» Items:
::::::
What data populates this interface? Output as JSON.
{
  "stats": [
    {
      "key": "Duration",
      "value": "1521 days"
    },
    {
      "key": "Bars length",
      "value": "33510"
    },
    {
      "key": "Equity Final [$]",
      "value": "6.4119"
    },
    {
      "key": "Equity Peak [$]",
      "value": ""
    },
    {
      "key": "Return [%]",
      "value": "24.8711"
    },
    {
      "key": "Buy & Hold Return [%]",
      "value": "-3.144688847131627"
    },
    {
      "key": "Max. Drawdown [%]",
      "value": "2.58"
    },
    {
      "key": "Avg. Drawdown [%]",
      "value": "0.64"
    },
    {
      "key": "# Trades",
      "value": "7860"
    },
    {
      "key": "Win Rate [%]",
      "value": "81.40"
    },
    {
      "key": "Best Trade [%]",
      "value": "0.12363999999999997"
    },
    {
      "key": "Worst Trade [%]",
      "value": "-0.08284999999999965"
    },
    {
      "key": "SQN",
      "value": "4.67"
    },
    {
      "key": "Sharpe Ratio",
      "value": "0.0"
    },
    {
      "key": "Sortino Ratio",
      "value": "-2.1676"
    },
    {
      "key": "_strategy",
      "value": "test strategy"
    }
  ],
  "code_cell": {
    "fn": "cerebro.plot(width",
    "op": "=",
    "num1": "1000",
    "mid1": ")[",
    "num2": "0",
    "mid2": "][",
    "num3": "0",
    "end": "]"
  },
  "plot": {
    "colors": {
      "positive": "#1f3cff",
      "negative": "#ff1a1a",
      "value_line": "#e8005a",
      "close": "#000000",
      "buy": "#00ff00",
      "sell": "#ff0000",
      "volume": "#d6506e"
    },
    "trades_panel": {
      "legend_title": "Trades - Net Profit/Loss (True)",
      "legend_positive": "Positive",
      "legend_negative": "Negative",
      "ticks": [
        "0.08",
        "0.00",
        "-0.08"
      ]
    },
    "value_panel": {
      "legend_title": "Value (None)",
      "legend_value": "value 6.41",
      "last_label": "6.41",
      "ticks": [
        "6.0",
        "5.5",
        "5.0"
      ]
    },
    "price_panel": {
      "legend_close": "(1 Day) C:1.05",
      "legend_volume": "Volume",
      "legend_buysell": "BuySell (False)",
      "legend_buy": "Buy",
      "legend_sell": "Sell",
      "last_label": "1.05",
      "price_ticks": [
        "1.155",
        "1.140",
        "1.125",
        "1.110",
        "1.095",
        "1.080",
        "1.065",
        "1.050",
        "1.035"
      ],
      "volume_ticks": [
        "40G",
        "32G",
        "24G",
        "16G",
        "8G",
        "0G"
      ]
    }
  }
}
::::::
Make an exact copy of every entry.

What data populates this interface? Output as JSON.
{
  "stats": [
    {
      "key": "Duration",
      "value": "1521 days"
    },
    {
      "key": "Bars length",
      "value": "33510"
    },
    {
      "key": "Equity Final [$]",
      "value": "6.4119"
    },
    {
      "key": "Equity Peak [$]",
      "value": ""
    },
    {
      "key": "Return [%]",
      "value": "24.8711"
    },
    {
      "key": "Buy & Hold Return [%]",
      "value": "-3.144688847131627"
    },
    {
      "key": "Max. Drawdown [%]",
      "value": "2.58"
    },
    {
      "key": "Avg. Drawdown [%]",
      "value": "0.64"
    },
    {
      "key": "# Trades",
      "value": "7860"
    },
    {
      "key": "Win Rate [%]",
      "value": "81.40"
    },
    {
      "key": "Best Trade [%]",
      "value": "0.12363999999999997"
    },
    {
      "key": "Worst Trade [%]",
      "value": "-0.08284999999999965"
    },
    {
      "key": "SQN",
      "value": "4.67"
    },
    {
      "key": "Sharpe Ratio",
      "value": "0.0"
    },
    {
      "key": "Sortino Ratio",
      "value": "-2.1676"
    },
    {
      "key": "_strategy",
      "value": "test strategy"
    }
  ],
  "code_cell": {
    "fn": "cerebro.plot(width",
    "op": "=",
    "num1": "1000",
    "mid1": ")[",
    "num2": "0",
    "mid2": "][",
    "num3": "0",
    "end": "]"
  },
  "plot": {
    "colors": {
      "positive": "#1f3cff",
      "negative": "#ff1a1a",
      "value_line": "#e8005a",
      "close": "#000000",
      "buy": "#00ff00",
      "sell": "#ff0000",
      "volume": "#d6506e"
    },
    "trades_panel": {
      "legend_title": "Trades - Net Profit/Loss (True)",
      "legend_positive": "Positive",
      "legend_negative": "Negative",
      "ticks": [
        "0.08",
        "0.00",
        "-0.08"
      ]
    },
    "value_panel": {
      "legend_title": "Value (None)",
      "legend_value": "value 6.41",
      "last_label": "6.41",
      "ticks": [
        "6.0",
        "5.5",
        "5.0"
      ]
    },
    "price_panel": {
      "legend_close": "(1 Day) C:1.05",
      "legend_volume": "Volume",
      "legend_buysell": "BuySell (False)",
      "legend_buy": "Buy",
      "legend_sell": "Sell",
      "last_label": "1.05",
      "price_ticks": [
        "1.155",
        "1.140",
        "1.125",
        "1.110",
        "1.095",
        "1.080",
        "1.065",
        "1.050",
        "1.035"
      ],
      "volume_ticks": [
        "40G",
        "32G",
        "24G",
        "16G",
        "8G",
        "0G"
      ]
    }
  }
}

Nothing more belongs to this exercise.